[Items from a dataset]
::::::::

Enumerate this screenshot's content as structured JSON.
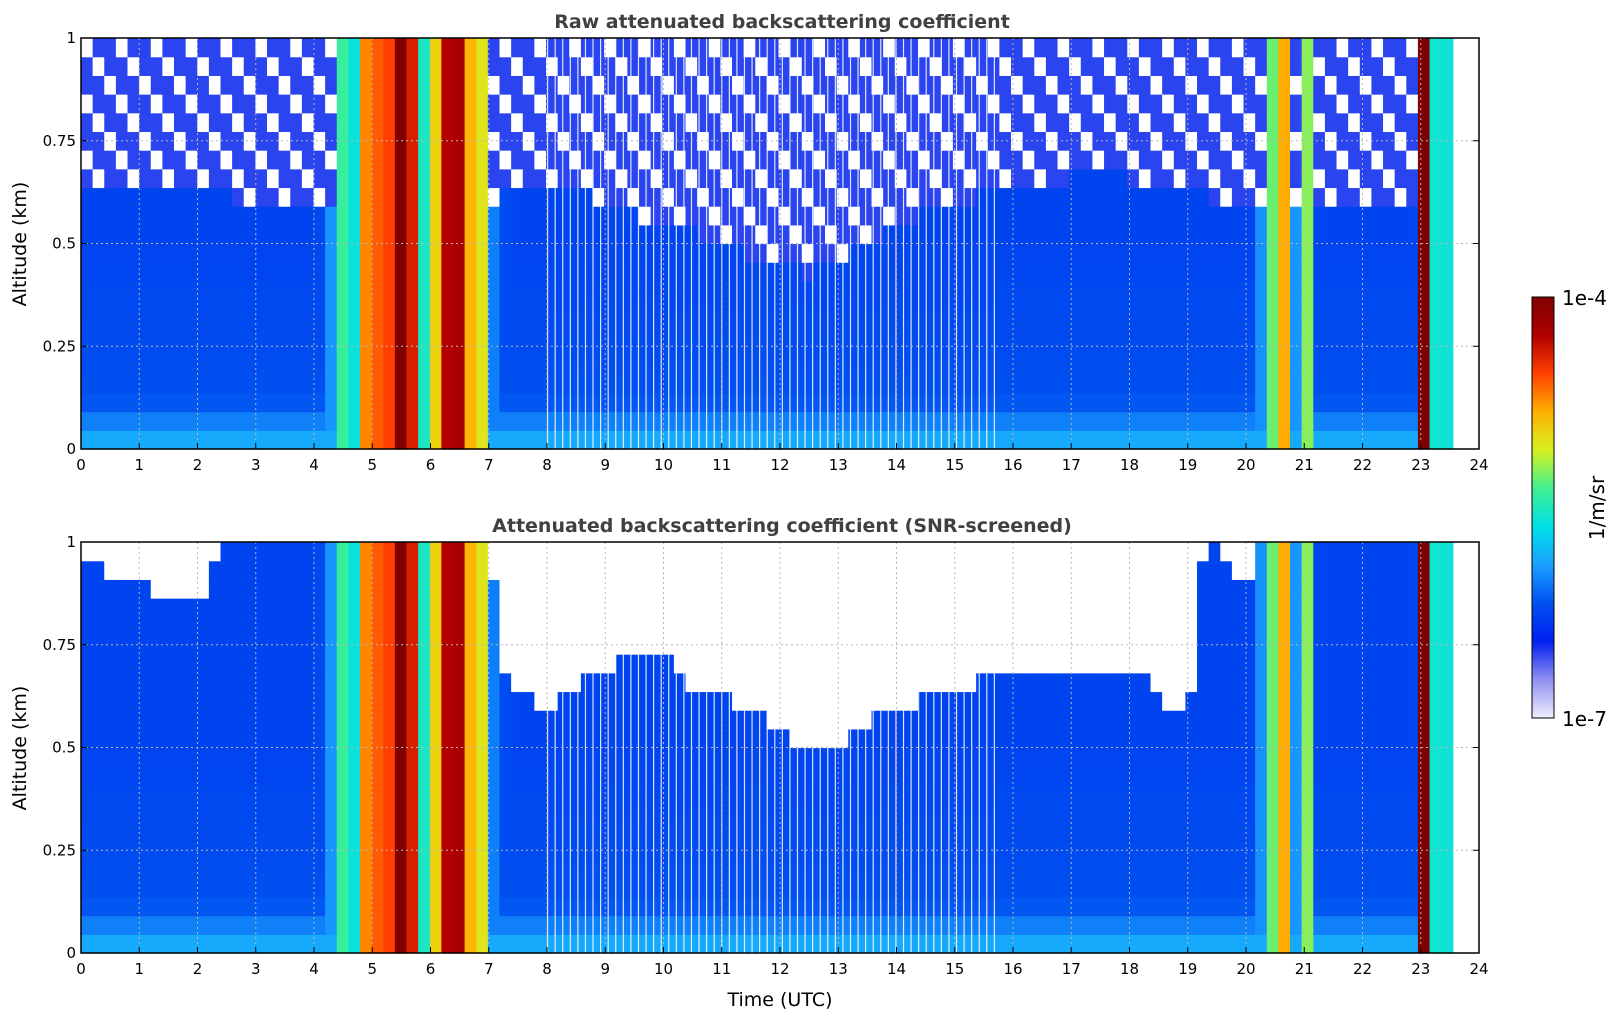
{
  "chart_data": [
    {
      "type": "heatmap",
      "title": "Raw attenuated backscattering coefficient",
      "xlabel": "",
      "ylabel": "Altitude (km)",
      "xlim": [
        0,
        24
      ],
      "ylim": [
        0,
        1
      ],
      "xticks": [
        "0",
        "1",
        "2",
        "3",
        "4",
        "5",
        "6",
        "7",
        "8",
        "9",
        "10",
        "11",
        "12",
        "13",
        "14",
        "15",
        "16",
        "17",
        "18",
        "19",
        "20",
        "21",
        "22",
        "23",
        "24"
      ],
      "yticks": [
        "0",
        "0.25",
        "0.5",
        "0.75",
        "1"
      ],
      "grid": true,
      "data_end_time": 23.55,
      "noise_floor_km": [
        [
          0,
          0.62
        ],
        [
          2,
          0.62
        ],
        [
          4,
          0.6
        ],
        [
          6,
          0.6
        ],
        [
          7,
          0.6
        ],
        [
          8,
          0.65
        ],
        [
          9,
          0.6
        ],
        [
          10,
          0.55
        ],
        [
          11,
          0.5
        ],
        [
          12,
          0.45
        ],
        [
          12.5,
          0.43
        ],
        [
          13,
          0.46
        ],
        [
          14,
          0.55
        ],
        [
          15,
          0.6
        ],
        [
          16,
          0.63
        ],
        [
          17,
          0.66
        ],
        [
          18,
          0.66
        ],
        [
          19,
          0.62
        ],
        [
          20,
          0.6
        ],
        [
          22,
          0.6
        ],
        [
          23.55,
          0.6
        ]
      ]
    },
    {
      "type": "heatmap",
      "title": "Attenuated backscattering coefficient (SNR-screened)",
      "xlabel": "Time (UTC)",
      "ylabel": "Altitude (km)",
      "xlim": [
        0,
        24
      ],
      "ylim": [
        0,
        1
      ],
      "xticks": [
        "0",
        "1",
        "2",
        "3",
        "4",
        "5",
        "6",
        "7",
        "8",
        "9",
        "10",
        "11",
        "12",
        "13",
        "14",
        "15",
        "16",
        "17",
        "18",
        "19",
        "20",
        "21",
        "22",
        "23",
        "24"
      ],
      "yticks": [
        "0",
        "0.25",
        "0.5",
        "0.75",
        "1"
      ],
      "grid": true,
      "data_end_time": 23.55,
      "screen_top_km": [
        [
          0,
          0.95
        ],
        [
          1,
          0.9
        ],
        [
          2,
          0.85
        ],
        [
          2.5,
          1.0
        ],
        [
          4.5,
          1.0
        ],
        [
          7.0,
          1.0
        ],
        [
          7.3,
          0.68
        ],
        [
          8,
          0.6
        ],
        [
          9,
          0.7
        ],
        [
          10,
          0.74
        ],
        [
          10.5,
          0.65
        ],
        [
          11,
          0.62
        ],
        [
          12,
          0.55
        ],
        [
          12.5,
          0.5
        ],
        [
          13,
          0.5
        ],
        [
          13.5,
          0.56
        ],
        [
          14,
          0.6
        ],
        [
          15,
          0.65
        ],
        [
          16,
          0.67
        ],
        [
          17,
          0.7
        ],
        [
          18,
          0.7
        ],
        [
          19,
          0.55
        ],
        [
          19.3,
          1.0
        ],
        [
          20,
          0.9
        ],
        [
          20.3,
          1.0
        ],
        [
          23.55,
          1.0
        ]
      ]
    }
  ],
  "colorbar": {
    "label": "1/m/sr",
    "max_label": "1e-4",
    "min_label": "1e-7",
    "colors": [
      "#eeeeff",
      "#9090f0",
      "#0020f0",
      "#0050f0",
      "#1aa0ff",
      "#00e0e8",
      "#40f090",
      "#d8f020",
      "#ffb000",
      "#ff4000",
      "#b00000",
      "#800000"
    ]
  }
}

::::::::

◆ **THE EXERCISE**
Copy out each record shown above without alteration, skipping any picture.

◆ **THE OUTPUT**
Enumerate this screenshot's content as structured JSON.
{
  "chart_data": [
    {
      "type": "heatmap",
      "title": "Raw attenuated backscattering coefficient",
      "xlabel": "",
      "ylabel": "Altitude (km)",
      "xlim": [
        0,
        24
      ],
      "ylim": [
        0,
        1
      ],
      "xticks": [
        "0",
        "1",
        "2",
        "3",
        "4",
        "5",
        "6",
        "7",
        "8",
        "9",
        "10",
        "11",
        "12",
        "13",
        "14",
        "15",
        "16",
        "17",
        "18",
        "19",
        "20",
        "21",
        "22",
        "23",
        "24"
      ],
      "yticks": [
        "0",
        "0.25",
        "0.5",
        "0.75",
        "1"
      ],
      "grid": true,
      "data_end_time": 23.55,
      "noise_floor_km": [
        [
          0,
          0.62
        ],
        [
          2,
          0.62
        ],
        [
          4,
          0.6
        ],
        [
          6,
          0.6
        ],
        [
          7,
          0.6
        ],
        [
          8,
          0.65
        ],
        [
          9,
          0.6
        ],
        [
          10,
          0.55
        ],
        [
          11,
          0.5
        ],
        [
          12,
          0.45
        ],
        [
          12.5,
          0.43
        ],
        [
          13,
          0.46
        ],
        [
          14,
          0.55
        ],
        [
          15,
          0.6
        ],
        [
          16,
          0.63
        ],
        [
          17,
          0.66
        ],
        [
          18,
          0.66
        ],
        [
          19,
          0.62
        ],
        [
          20,
          0.6
        ],
        [
          22,
          0.6
        ],
        [
          23.55,
          0.6
        ]
      ]
    },
    {
      "type": "heatmap",
      "title": "Attenuated backscattering coefficient (SNR-screened)",
      "xlabel": "Time (UTC)",
      "ylabel": "Altitude (km)",
      "xlim": [
        0,
        24
      ],
      "ylim": [
        0,
        1
      ],
      "xticks": [
        "0",
        "1",
        "2",
        "3",
        "4",
        "5",
        "6",
        "7",
        "8",
        "9",
        "10",
        "11",
        "12",
        "13",
        "14",
        "15",
        "16",
        "17",
        "18",
        "19",
        "20",
        "21",
        "22",
        "23",
        "24"
      ],
      "yticks": [
        "0",
        "0.25",
        "0.5",
        "0.75",
        "1"
      ],
      "grid": true,
      "data_end_time": 23.55,
      "screen_top_km": [
        [
          0,
          0.95
        ],
        [
          1,
          0.9
        ],
        [
          2,
          0.85
        ],
        [
          2.5,
          1.0
        ],
        [
          4.5,
          1.0
        ],
        [
          7.0,
          1.0
        ],
        [
          7.3,
          0.68
        ],
        [
          8,
          0.6
        ],
        [
          9,
          0.7
        ],
        [
          10,
          0.74
        ],
        [
          10.5,
          0.65
        ],
        [
          11,
          0.62
        ],
        [
          12,
          0.55
        ],
        [
          12.5,
          0.5
        ],
        [
          13,
          0.5
        ],
        [
          13.5,
          0.56
        ],
        [
          14,
          0.6
        ],
        [
          15,
          0.65
        ],
        [
          16,
          0.67
        ],
        [
          17,
          0.7
        ],
        [
          18,
          0.7
        ],
        [
          19,
          0.55
        ],
        [
          19.3,
          1.0
        ],
        [
          20,
          0.9
        ],
        [
          20.3,
          1.0
        ],
        [
          23.55,
          1.0
        ]
      ]
    }
  ],
  "colorbar": {
    "label": "1/m/sr",
    "max_label": "1e-4",
    "min_label": "1e-7",
    "colors": [
      "#eeeeff",
      "#9090f0",
      "#0020f0",
      "#0050f0",
      "#1aa0ff",
      "#00e0e8",
      "#40f090",
      "#d8f020",
      "#ffb000",
      "#ff4000",
      "#b00000",
      "#800000"
    ]
  }
}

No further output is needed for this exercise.